- Input rows:

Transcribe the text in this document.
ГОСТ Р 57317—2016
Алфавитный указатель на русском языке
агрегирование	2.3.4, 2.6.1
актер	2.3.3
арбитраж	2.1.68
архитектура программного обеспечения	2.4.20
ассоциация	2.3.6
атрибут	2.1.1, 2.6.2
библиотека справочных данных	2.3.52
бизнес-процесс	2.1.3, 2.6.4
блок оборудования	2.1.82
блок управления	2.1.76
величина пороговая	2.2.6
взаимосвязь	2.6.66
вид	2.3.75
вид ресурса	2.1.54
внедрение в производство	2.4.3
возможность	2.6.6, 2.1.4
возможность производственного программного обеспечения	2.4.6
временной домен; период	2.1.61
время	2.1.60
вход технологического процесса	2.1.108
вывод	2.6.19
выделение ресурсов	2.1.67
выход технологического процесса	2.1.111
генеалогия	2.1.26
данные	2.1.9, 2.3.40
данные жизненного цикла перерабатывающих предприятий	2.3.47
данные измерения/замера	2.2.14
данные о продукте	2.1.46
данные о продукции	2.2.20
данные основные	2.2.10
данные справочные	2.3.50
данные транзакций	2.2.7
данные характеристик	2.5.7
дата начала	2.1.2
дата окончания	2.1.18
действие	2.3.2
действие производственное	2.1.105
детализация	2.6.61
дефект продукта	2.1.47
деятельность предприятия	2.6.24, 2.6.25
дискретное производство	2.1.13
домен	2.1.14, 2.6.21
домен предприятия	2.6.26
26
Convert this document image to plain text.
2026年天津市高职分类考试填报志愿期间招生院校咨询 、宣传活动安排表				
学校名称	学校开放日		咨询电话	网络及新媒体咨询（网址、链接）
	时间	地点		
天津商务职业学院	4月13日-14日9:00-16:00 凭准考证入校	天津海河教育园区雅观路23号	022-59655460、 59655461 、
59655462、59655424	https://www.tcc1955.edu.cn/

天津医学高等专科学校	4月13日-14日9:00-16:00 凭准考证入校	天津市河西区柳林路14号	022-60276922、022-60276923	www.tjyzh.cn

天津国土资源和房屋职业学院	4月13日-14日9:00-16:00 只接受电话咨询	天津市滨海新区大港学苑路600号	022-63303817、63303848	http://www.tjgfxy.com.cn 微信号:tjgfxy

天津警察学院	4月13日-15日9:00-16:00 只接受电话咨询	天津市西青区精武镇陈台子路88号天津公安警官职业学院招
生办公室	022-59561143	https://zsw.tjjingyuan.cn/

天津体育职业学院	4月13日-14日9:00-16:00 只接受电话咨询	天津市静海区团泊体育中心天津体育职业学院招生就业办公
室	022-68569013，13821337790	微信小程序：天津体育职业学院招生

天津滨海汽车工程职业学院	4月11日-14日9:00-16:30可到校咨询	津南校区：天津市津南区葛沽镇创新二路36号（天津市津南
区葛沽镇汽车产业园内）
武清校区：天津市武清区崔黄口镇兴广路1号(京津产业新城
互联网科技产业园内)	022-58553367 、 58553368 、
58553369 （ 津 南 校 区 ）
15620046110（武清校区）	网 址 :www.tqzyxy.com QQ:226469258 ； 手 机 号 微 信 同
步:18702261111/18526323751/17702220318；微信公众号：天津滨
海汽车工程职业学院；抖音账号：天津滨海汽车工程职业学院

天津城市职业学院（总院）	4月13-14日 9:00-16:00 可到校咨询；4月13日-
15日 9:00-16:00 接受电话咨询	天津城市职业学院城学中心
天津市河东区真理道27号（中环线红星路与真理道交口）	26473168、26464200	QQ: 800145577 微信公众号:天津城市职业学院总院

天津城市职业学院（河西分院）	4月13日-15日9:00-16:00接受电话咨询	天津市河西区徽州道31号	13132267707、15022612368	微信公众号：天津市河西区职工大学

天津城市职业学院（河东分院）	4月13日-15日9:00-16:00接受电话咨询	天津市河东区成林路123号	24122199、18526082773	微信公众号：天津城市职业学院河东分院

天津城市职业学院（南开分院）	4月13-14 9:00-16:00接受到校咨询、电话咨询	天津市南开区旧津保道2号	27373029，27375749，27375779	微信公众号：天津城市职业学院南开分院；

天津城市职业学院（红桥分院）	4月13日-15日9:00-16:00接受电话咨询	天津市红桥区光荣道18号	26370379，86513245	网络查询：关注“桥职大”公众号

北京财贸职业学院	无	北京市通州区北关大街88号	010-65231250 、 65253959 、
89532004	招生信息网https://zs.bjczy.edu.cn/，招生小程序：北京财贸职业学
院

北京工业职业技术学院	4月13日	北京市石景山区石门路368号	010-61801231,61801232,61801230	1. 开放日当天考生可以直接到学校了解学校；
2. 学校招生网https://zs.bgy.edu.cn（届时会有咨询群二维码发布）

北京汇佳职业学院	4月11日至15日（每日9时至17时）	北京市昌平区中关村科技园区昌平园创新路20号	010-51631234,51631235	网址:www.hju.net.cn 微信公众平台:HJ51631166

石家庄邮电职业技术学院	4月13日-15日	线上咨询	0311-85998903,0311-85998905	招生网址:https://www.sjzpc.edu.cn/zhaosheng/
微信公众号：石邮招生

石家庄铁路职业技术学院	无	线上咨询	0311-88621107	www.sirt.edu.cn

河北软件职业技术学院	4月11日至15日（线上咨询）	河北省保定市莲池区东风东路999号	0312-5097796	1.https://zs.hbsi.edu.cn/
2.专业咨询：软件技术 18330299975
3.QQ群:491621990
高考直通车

- Exercise instructions: Extract all of the data shown above and repeat it verbatim.

- Exercise solution:
Transcribe the text in this document.
ГОСТ Р 57317—2016
Алфавитный указатель на русском языке
агрегирование	2.3.4, 2.6.1
актер	2.3.3
арбитраж	2.1.68
архитектура программного обеспечения	2.4.20
ассоциация	2.3.6
атрибут	2.1.1, 2.6.2
библиотека справочных данных	2.3.52
бизнес-процесс	2.1.3, 2.6.4
блок оборудования	2.1.82
блок управления	2.1.76
величина пороговая	2.2.6
взаимосвязь	2.6.66
вид	2.3.75
вид ресурса	2.1.54
внедрение в производство	2.4.3
возможность	2.6.6, 2.1.4
возможность производственного программного обеспечения	2.4.6
временной домен; период	2.1.61
время	2.1.60
вход технологического процесса	2.1.108
вывод	2.6.19
выделение ресурсов	2.1.67
выход технологического процесса	2.1.111
генеалогия	2.1.26
данные	2.1.9, 2.3.40
данные жизненного цикла перерабатывающих предприятий	2.3.47
данные измерения/замера	2.2.14
данные о продукте	2.1.46
данные о продукции	2.2.20
данные основные	2.2.10
данные справочные	2.3.50
данные транзакций	2.2.7
данные характеристик	2.5.7
дата начала	2.1.2
дата окончания	2.1.18
действие	2.3.2
действие производственное	2.1.105
детализация	2.6.61
дефект продукта	2.1.47
деятельность предприятия	2.6.24, 2.6.25
дискретное производство	2.1.13
домен	2.1.14, 2.6.21
домен предприятия	2.6.26
26
Convert this document image to plain text.
2026年天津市高职分类考试填报志愿期间招生院校咨询 、宣传活动安排表				
学校名称	学校开放日		咨询电话	网络及新媒体咨询（网址、链接）
	时间	地点		
天津商务职业学院	4月13日-14日9:00-16:00 凭准考证入校	天津海河教育园区雅观路23号	022-59655460、 59655461 、
59655462、59655424	https://www.tcc1955.edu.cn/

天津医学高等专科学校	4月13日-14日9:00-16:00 凭准考证入校	天津市河西区柳林路14号	022-60276922、022-60276923	www.tjyzh.cn

天津国土资源和房屋职业学院	4月13日-14日9:00-16:00 只接受电话咨询	天津市滨海新区大港学苑路600号	022-63303817、63303848	http://www.tjgfxy.com.cn 微信号:tjgfxy

天津警察学院	4月13日-15日9:00-16:00 只接受电话咨询	天津市西青区精武镇陈台子路88号天津公安警官职业学院招
生办公室	022-59561143	https://zsw.tjjingyuan.cn/

天津体育职业学院	4月13日-14日9:00-16:00 只接受电话咨询	天津市静海区团泊体育中心天津体育职业学院招生就业办公
室	022-68569013，13821337790	微信小程序：天津体育职业学院招生

天津滨海汽车工程职业学院	4月11日-14日9:00-16:30可到校咨询	津南校区：天津市津南区葛沽镇创新二路36号（天津市津南
区葛沽镇汽车产业园内）
武清校区：天津市武清区崔黄口镇兴广路1号(京津产业新城
互联网科技产业园内)	022-58553367 、 58553368 、
58553369 （ 津 南 校 区 ）
15620046110（武清校区）	网 址 :www.tqzyxy.com QQ:226469258 ； 手 机 号 微 信 同
步:18702261111/18526323751/17702220318；微信公众号：天津滨
海汽车工程职业学院；抖音账号：天津滨海汽车工程职业学院

天津城市职业学院（总院）	4月13-14日 9:00-16:00 可到校咨询；4月13日-
15日 9:00-16:00 接受电话咨询	天津城市职业学院城学中心
天津市河东区真理道27号（中环线红星路与真理道交口）	26473168、26464200	QQ: 800145577 微信公众号:天津城市职业学院总院

天津城市职业学院（河西分院）	4月13日-15日9:00-16:00接受电话咨询	天津市河西区徽州道31号	13132267707、15022612368	微信公众号：天津市河西区职工大学

天津城市职业学院（河东分院）	4月13日-15日9:00-16:00接受电话咨询	天津市河东区成林路123号	24122199、18526082773	微信公众号：天津城市职业学院河东分院

天津城市职业学院（南开分院）	4月13-14 9:00-16:00接受到校咨询、电话咨询	天津市南开区旧津保道2号	27373029，27375749，27375779	微信公众号：天津城市职业学院南开分院；

天津城市职业学院（红桥分院）	4月13日-15日9:00-16:00接受电话咨询	天津市红桥区光荣道18号	26370379，86513245	网络查询：关注“桥职大”公众号

北京财贸职业学院	无	北京市通州区北关大街88号	010-65231250 、 65253959 、
89532004	招生信息网https://zs.bjczy.edu.cn/，招生小程序：北京财贸职业学
院

北京工业职业技术学院	4月13日	北京市石景山区石门路368号	010-61801231,61801232,61801230	1. 开放日当天考生可以直接到学校了解学校；
2. 学校招生网https://zs.bgy.edu.cn（届时会有咨询群二维码发布）

北京汇佳职业学院	4月11日至15日（每日9时至17时）	北京市昌平区中关村科技园区昌平园创新路20号	010-51631234,51631235	网址:www.hju.net.cn 微信公众平台:HJ51631166

石家庄邮电职业技术学院	4月13日-15日	线上咨询	0311-85998903,0311-85998905	招生网址:https://www.sjzpc.edu.cn/zhaosheng/
微信公众号：石邮招生

石家庄铁路职业技术学院	无	线上咨询	0311-88621107	www.sirt.edu.cn

河北软件职业技术学院	4月11日至15日（线上咨询）	河北省保定市莲池区东风东路999号	0312-5097796	1.https://zs.hbsi.edu.cn/
2.专业咨询：软件技术 18330299975
3.QQ群:491621990
高考直通车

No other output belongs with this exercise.